SET EXERCISE: In the material below, find every line with "https" and pull it out.

MATERIAL:
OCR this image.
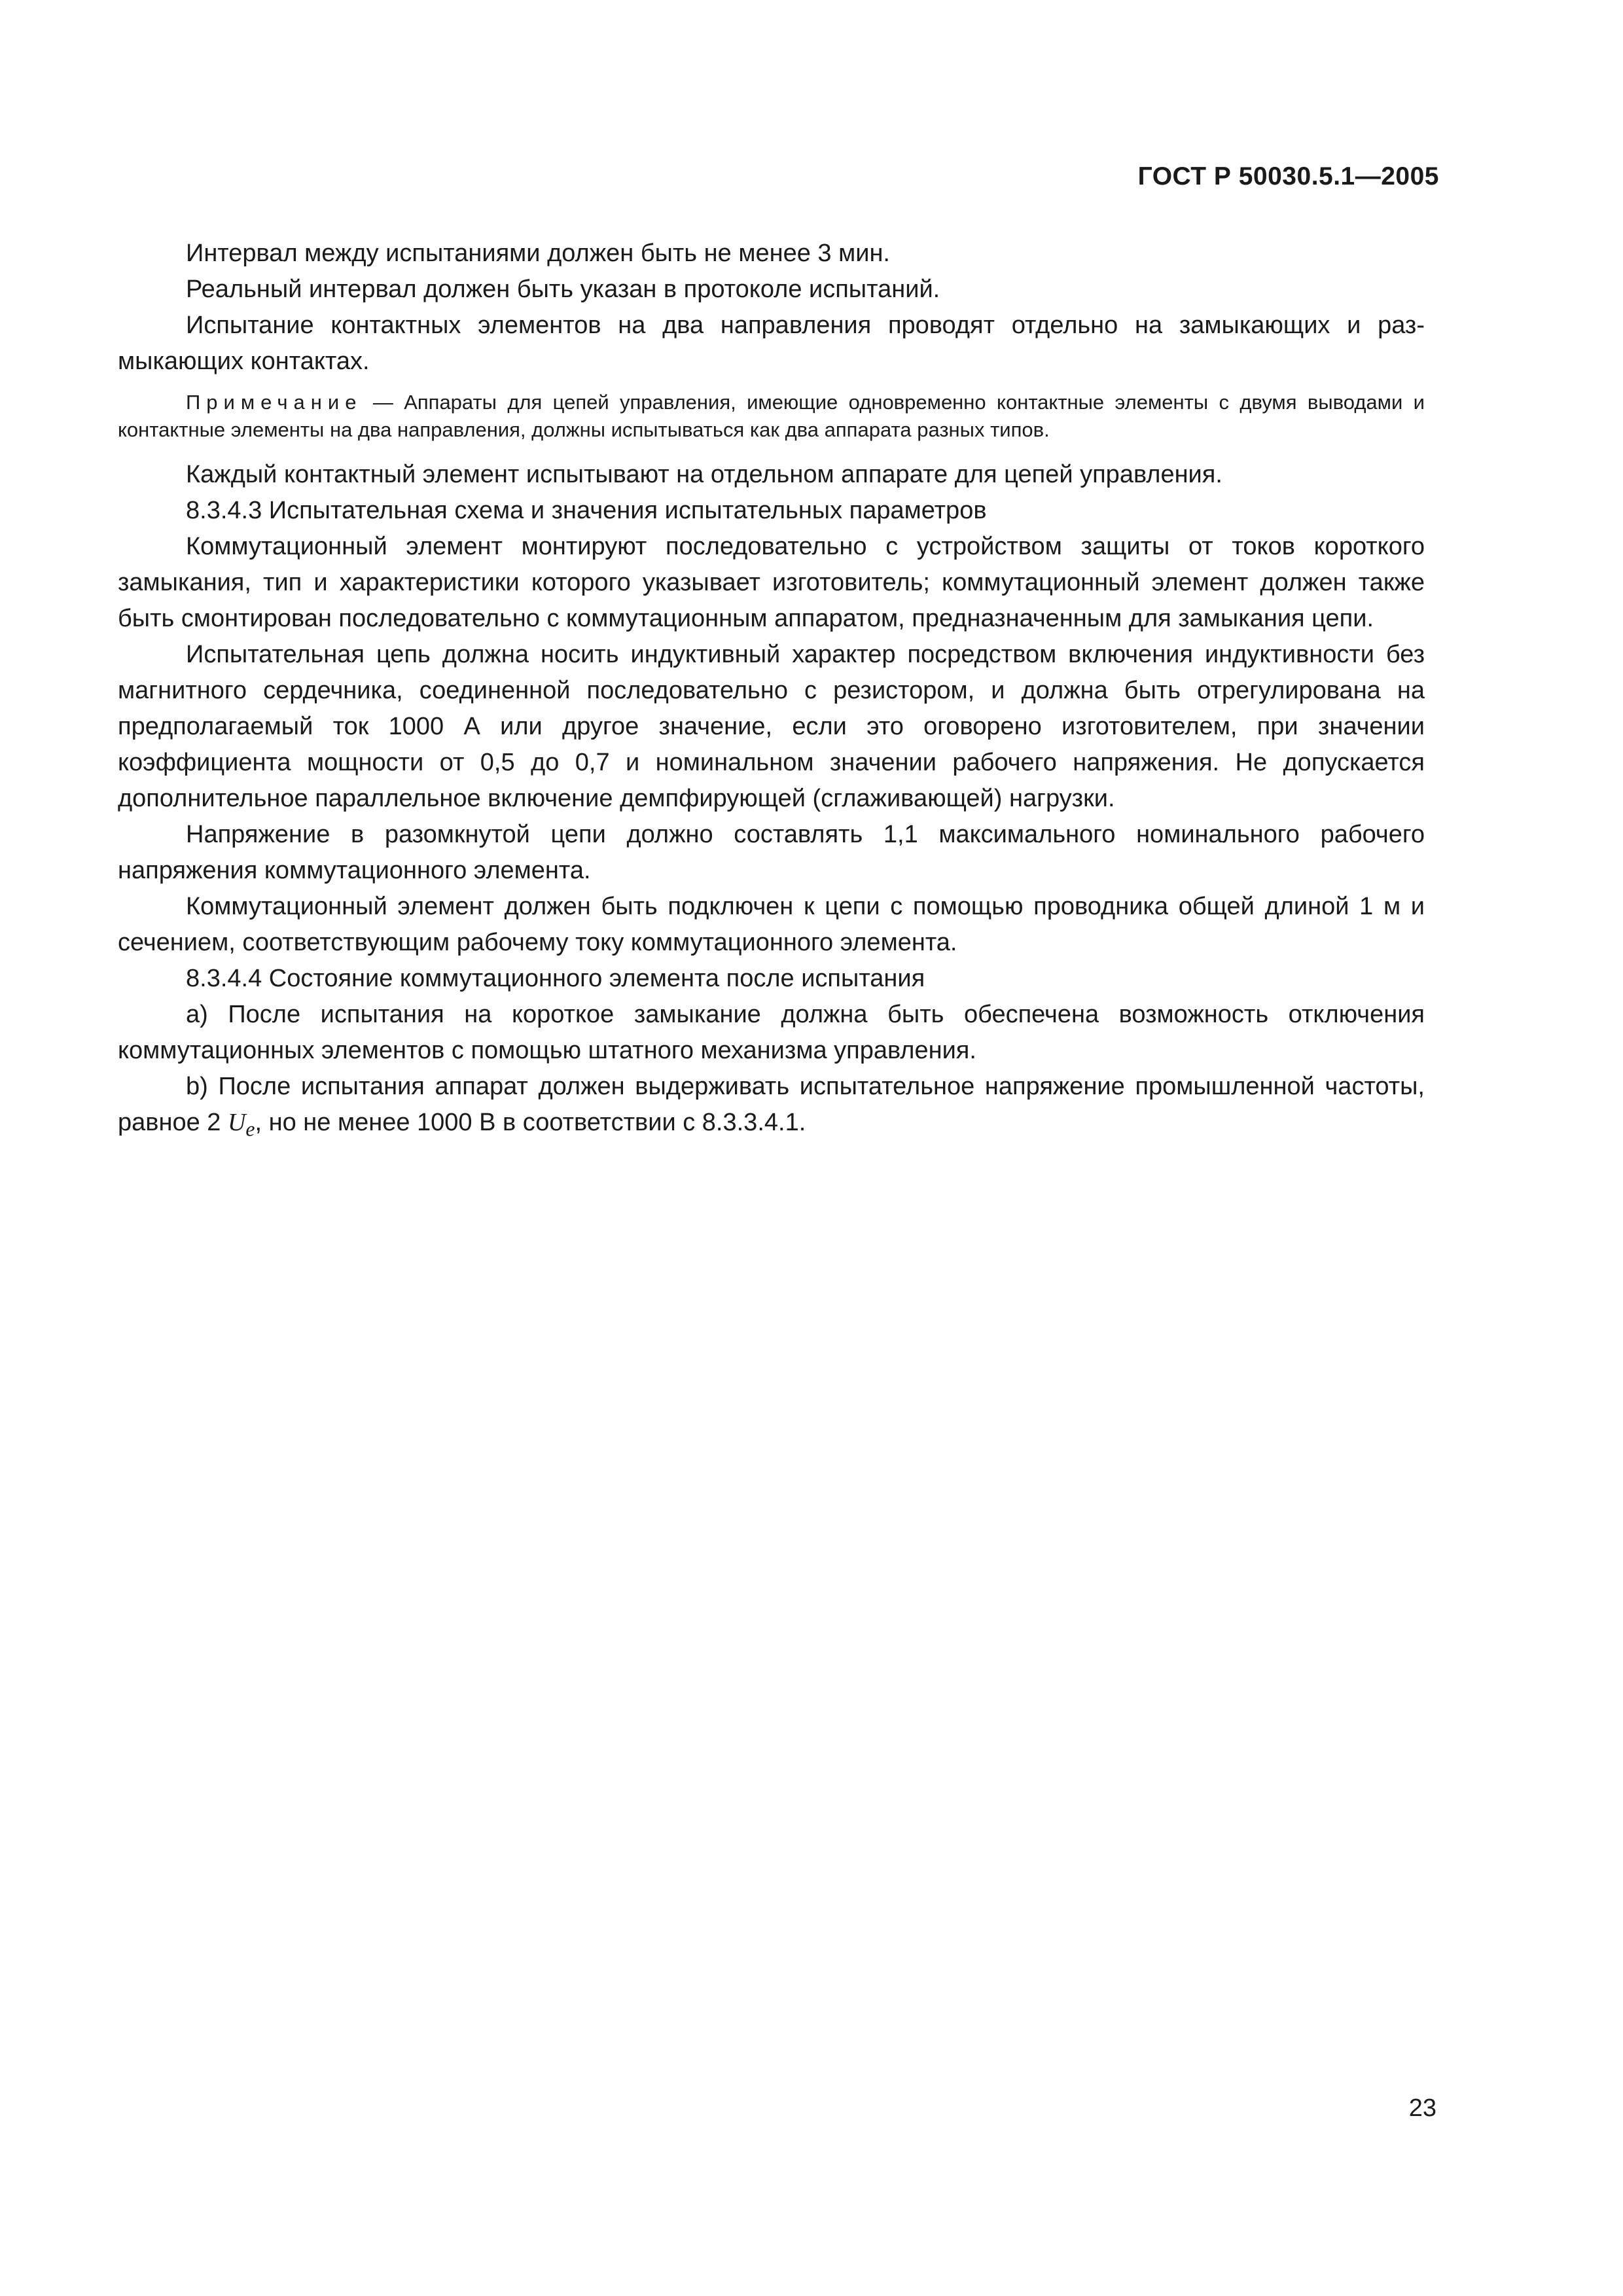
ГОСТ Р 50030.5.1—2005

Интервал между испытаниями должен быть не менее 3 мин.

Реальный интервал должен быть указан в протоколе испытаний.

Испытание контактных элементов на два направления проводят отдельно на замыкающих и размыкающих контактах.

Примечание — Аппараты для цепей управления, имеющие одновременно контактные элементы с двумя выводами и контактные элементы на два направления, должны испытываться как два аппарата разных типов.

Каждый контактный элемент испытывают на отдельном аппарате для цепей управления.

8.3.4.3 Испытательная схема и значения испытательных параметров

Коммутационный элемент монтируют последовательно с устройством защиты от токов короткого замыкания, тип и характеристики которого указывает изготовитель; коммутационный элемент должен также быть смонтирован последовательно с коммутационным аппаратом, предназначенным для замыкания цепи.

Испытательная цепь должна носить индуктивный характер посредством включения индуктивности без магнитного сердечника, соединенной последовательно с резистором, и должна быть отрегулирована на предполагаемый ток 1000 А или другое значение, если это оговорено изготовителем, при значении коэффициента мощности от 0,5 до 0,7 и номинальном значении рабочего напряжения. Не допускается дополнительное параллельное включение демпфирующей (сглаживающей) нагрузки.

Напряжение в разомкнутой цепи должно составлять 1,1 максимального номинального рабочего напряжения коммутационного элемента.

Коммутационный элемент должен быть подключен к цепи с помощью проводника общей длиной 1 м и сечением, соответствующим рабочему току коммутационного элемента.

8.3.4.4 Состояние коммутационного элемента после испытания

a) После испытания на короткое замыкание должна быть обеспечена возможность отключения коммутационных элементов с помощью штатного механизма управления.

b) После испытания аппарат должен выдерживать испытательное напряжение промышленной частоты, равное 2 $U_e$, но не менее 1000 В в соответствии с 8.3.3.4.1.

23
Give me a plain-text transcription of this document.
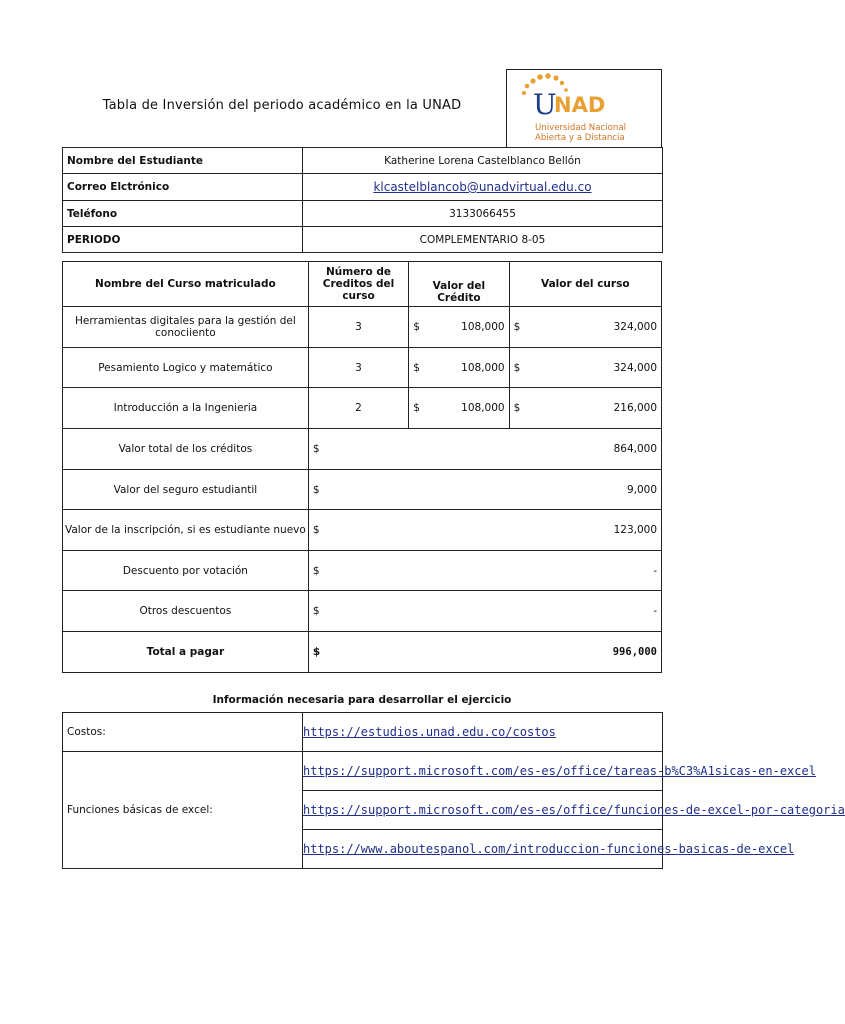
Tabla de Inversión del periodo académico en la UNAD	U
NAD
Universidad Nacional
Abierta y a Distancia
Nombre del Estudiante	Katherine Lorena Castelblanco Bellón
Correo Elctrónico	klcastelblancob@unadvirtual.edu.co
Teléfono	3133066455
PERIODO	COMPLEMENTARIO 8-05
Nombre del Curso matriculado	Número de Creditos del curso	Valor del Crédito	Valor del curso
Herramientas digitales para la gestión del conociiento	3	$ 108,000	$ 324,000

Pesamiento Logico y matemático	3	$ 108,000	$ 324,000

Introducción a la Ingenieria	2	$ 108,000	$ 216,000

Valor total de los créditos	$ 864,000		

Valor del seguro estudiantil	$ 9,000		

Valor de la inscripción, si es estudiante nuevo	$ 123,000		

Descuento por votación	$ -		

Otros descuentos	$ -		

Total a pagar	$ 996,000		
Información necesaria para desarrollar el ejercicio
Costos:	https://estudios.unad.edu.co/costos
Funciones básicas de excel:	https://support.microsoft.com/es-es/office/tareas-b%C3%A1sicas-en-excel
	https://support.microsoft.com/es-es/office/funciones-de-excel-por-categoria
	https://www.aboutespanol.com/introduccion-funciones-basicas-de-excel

EXERCISE ANSWER:
Costos:	https://estudios.unad.edu.co/costos
Funciones básicas de excel:	https://support.microsoft.com/es-es/office/tareas-b%C3%A1sicas-en-excel
	https://support.microsoft.com/es-es/office/funciones-de-excel-por-categoria
	https://www.aboutespanol.com/introduccion-funciones-basicas-de-excel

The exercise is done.